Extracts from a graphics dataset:
· · ·
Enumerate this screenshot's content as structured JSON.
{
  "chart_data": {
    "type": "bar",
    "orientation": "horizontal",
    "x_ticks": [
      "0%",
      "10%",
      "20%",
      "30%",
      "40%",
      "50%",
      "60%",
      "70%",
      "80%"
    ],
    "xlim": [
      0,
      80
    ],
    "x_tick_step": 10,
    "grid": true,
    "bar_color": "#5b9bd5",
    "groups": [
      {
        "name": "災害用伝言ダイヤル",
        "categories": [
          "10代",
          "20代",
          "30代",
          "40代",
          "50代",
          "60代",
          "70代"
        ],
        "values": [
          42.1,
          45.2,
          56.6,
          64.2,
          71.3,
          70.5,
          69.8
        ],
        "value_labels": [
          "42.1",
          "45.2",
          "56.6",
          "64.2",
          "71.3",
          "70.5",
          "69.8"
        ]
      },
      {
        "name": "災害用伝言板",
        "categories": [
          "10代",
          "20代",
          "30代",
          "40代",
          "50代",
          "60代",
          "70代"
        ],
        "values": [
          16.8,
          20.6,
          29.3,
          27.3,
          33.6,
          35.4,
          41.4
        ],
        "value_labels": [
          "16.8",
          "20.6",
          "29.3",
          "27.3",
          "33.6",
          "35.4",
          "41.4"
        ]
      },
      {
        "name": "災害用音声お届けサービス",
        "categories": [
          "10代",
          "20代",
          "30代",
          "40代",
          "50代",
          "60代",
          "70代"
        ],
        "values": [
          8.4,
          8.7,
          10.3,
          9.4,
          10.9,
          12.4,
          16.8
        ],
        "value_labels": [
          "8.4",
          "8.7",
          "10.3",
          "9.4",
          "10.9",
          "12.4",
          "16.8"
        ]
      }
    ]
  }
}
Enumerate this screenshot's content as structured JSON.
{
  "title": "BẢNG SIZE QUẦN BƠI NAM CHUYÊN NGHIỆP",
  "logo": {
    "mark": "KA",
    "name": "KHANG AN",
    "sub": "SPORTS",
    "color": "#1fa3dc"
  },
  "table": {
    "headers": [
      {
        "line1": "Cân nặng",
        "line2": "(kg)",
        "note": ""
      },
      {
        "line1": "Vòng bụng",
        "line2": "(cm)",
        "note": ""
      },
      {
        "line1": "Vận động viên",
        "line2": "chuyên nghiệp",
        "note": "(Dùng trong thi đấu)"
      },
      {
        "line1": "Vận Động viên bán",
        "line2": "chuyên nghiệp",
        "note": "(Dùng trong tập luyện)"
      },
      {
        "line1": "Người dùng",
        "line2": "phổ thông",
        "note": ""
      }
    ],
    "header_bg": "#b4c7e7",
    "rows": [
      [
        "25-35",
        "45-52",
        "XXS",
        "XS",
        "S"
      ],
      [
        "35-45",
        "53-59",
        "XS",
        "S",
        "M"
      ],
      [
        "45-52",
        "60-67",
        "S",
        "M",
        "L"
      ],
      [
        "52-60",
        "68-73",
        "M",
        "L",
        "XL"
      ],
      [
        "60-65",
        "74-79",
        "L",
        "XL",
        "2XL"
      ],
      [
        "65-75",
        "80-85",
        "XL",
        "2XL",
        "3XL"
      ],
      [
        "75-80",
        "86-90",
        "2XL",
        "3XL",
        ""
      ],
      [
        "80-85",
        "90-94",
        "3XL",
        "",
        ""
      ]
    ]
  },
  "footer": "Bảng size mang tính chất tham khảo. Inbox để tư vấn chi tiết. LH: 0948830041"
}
· · ·
Given task:
Repeat all of the records above exactly as they appear.

Answer to this task:
Enumerate this screenshot's content as structured JSON.
{
  "chart_data": {
    "type": "bar",
    "orientation": "horizontal",
    "x_ticks": [
      "0%",
      "10%",
      "20%",
      "30%",
      "40%",
      "50%",
      "60%",
      "70%",
      "80%"
    ],
    "xlim": [
      0,
      80
    ],
    "x_tick_step": 10,
    "grid": true,
    "bar_color": "#5b9bd5",
    "groups": [
      {
        "name": "災害用伝言ダイヤル",
        "categories": [
          "10代",
          "20代",
          "30代",
          "40代",
          "50代",
          "60代",
          "70代"
        ],
        "values": [
          42.1,
          45.2,
          56.6,
          64.2,
          71.3,
          70.5,
          69.8
        ],
        "value_labels": [
          "42.1",
          "45.2",
          "56.6",
          "64.2",
          "71.3",
          "70.5",
          "69.8"
        ]
      },
      {
        "name": "災害用伝言板",
        "categories": [
          "10代",
          "20代",
          "30代",
          "40代",
          "50代",
          "60代",
          "70代"
        ],
        "values": [
          16.8,
          20.6,
          29.3,
          27.3,
          33.6,
          35.4,
          41.4
        ],
        "value_labels": [
          "16.8",
          "20.6",
          "29.3",
          "27.3",
          "33.6",
          "35.4",
          "41.4"
        ]
      },
      {
        "name": "災害用音声お届けサービス",
        "categories": [
          "10代",
          "20代",
          "30代",
          "40代",
          "50代",
          "60代",
          "70代"
        ],
        "values": [
          8.4,
          8.7,
          10.3,
          9.4,
          10.9,
          12.4,
          16.8
        ],
        "value_labels": [
          "8.4",
          "8.7",
          "10.3",
          "9.4",
          "10.9",
          "12.4",
          "16.8"
        ]
      }
    ]
  }
}
Enumerate this screenshot's content as structured JSON.
{
  "title": "BẢNG SIZE QUẦN BƠI NAM CHUYÊN NGHIỆP",
  "logo": {
    "mark": "KA",
    "name": "KHANG AN",
    "sub": "SPORTS",
    "color": "#1fa3dc"
  },
  "table": {
    "headers": [
      {
        "line1": "Cân nặng",
        "line2": "(kg)",
        "note": ""
      },
      {
        "line1": "Vòng bụng",
        "line2": "(cm)",
        "note": ""
      },
      {
        "line1": "Vận động viên",
        "line2": "chuyên nghiệp",
        "note": "(Dùng trong thi đấu)"
      },
      {
        "line1": "Vận Động viên bán",
        "line2": "chuyên nghiệp",
        "note": "(Dùng trong tập luyện)"
      },
      {
        "line1": "Người dùng",
        "line2": "phổ thông",
        "note": ""
      }
    ],
    "header_bg": "#b4c7e7",
    "rows": [
      [
        "25-35",
        "45-52",
        "XXS",
        "XS",
        "S"
      ],
      [
        "35-45",
        "53-59",
        "XS",
        "S",
        "M"
      ],
      [
        "45-52",
        "60-67",
        "S",
        "M",
        "L"
      ],
      [
        "52-60",
        "68-73",
        "M",
        "L",
        "XL"
      ],
      [
        "60-65",
        "74-79",
        "L",
        "XL",
        "2XL"
      ],
      [
        "65-75",
        "80-85",
        "XL",
        "2XL",
        "3XL"
      ],
      [
        "75-80",
        "86-90",
        "2XL",
        "3XL",
        ""
      ],
      [
        "80-85",
        "90-94",
        "3XL",
        "",
        ""
      ]
    ]
  },
  "footer": "Bảng size mang tính chất tham khảo. Inbox để tư vấn chi tiết. LH: 0948830041"
}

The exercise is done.